■ **YOUR TASK**
Pull out every line from the listing that has the word "Increasing".

(Lines of data)
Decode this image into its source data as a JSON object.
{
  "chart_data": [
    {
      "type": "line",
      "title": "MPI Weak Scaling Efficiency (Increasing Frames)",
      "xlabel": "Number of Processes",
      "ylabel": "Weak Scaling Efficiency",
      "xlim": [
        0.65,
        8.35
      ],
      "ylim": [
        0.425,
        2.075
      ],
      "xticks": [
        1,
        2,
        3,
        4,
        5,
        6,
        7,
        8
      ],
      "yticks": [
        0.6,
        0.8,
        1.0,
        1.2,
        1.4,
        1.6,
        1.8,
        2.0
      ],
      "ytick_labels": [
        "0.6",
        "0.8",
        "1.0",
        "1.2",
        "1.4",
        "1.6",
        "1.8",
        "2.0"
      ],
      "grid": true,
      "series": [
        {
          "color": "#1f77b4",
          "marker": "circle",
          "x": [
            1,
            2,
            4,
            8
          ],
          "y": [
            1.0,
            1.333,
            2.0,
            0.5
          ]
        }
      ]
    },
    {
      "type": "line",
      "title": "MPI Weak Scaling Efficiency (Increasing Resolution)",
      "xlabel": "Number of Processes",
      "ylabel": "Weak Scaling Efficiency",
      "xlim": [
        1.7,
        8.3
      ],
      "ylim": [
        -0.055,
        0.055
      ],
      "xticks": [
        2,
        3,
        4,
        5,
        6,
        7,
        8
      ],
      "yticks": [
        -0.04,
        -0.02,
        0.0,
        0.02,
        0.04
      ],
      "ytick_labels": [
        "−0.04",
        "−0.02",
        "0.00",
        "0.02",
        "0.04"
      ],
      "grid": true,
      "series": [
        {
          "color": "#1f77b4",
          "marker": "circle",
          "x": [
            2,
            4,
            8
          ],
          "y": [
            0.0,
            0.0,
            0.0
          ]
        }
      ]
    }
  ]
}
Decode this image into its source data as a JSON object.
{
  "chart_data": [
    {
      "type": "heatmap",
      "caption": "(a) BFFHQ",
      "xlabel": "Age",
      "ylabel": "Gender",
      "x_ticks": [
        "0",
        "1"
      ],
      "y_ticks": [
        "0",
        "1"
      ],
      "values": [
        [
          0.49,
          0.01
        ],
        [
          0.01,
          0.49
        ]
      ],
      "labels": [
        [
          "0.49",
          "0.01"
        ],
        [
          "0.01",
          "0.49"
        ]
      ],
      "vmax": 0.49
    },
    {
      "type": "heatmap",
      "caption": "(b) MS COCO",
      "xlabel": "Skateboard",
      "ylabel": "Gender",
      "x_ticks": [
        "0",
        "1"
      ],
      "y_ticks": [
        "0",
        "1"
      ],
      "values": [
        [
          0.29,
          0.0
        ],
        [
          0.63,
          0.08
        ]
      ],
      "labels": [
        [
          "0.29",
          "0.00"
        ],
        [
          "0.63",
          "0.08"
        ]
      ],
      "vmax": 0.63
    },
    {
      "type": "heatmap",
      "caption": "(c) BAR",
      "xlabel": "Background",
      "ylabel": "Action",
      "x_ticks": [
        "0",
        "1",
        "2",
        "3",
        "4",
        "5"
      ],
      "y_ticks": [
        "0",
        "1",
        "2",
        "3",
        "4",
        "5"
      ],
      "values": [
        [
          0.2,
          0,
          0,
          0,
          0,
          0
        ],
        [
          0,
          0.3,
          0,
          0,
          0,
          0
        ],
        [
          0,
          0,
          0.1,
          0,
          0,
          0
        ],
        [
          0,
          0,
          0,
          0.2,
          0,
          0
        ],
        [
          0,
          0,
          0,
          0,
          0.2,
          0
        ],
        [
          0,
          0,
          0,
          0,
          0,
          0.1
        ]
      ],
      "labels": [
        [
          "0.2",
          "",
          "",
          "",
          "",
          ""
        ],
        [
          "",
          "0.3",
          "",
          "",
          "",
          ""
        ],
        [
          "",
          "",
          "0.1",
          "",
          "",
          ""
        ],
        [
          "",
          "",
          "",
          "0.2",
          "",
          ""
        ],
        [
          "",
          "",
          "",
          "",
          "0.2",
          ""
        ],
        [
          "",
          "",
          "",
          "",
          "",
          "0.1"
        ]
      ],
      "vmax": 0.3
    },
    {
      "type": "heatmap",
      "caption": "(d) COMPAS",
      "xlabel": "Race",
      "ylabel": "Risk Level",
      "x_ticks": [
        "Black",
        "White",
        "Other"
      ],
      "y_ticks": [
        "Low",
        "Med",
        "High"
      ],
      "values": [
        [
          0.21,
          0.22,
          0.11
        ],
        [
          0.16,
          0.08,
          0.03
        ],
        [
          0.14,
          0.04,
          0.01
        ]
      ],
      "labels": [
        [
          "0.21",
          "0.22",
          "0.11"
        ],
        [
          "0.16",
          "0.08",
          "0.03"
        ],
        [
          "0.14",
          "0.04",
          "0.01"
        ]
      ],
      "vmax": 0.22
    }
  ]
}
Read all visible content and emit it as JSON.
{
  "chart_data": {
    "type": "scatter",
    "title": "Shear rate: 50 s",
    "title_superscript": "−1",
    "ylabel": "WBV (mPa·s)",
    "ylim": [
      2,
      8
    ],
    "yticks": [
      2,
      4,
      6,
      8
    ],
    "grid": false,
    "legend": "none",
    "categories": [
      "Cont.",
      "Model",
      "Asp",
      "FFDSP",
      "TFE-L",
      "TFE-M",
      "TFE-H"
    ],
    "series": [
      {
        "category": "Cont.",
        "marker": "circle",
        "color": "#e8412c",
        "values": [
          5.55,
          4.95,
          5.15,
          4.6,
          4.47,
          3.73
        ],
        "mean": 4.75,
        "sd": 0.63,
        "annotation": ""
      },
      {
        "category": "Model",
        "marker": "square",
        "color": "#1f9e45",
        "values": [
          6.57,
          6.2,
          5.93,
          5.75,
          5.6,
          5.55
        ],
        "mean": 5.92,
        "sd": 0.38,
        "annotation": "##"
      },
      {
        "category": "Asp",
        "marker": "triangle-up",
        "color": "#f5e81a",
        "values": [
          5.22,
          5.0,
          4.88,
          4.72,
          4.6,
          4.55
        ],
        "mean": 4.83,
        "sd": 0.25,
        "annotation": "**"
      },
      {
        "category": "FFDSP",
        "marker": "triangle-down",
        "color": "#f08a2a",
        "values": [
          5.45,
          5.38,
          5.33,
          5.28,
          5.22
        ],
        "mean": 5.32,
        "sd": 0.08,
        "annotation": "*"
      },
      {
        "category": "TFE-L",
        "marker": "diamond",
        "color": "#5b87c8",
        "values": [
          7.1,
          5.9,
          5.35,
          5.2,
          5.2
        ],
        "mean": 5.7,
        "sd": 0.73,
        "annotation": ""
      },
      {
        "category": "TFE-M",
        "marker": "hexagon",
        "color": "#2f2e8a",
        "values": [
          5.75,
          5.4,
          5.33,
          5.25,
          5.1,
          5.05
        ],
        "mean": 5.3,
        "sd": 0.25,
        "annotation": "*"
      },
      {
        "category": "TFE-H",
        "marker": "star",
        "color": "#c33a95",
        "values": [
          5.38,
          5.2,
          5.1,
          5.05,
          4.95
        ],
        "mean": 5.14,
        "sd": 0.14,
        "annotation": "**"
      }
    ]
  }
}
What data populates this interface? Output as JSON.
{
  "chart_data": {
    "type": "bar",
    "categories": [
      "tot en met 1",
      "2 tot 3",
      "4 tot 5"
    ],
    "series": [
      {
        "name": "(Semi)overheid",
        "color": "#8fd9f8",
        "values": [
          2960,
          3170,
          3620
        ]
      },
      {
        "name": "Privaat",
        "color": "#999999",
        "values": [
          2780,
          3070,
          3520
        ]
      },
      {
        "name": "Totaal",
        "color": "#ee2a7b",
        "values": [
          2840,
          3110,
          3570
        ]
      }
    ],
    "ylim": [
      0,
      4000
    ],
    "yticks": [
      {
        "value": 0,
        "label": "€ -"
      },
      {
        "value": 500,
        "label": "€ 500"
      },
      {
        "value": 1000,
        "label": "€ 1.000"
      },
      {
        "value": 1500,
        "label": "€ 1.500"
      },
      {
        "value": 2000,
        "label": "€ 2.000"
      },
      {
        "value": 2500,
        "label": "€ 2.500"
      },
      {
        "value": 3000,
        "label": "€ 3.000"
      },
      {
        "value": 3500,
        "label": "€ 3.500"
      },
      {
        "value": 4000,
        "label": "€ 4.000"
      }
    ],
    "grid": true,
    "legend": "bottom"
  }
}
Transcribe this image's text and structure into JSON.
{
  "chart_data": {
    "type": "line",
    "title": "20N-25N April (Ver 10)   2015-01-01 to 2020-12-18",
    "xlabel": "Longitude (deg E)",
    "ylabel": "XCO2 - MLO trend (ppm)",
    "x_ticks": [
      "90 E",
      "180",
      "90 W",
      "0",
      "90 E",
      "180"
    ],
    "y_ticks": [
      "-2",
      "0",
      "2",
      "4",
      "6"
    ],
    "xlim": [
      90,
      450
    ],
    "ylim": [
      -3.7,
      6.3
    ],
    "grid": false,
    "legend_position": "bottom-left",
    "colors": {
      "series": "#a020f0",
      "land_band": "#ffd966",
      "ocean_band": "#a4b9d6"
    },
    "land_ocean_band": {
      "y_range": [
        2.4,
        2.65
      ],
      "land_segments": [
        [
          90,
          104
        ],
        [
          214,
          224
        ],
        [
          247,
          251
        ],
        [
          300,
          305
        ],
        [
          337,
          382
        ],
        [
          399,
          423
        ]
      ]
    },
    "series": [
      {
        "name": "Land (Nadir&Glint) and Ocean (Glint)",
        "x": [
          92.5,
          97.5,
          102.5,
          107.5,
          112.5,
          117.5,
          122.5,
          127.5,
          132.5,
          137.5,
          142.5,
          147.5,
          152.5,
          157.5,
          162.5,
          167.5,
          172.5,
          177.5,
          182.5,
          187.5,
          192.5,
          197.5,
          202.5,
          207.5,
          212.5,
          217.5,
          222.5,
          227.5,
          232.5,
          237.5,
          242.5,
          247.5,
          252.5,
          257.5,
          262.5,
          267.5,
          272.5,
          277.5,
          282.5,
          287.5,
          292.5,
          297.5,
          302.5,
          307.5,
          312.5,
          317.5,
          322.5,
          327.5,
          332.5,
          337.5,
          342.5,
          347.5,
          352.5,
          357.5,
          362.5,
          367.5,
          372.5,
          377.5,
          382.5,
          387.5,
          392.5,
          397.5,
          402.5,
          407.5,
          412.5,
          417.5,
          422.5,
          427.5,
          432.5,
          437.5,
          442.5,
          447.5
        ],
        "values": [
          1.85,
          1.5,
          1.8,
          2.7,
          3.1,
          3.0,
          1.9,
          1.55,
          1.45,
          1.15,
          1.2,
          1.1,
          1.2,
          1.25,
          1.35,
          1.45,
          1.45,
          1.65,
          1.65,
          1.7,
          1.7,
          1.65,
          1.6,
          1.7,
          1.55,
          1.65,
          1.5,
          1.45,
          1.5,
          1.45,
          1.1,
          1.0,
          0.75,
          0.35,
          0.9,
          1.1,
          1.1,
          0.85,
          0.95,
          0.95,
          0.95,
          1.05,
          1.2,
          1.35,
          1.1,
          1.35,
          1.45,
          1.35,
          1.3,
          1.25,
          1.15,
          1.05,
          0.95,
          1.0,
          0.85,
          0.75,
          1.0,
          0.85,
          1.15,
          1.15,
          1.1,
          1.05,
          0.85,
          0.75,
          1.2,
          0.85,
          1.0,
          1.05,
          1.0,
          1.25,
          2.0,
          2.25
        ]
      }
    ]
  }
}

■ **EXPECTED ANSWER**
      "title": "MPI Weak Scaling Efficiency (Increasing Frames)",
      "title": "MPI Weak Scaling Efficiency (Increasing Resolution)",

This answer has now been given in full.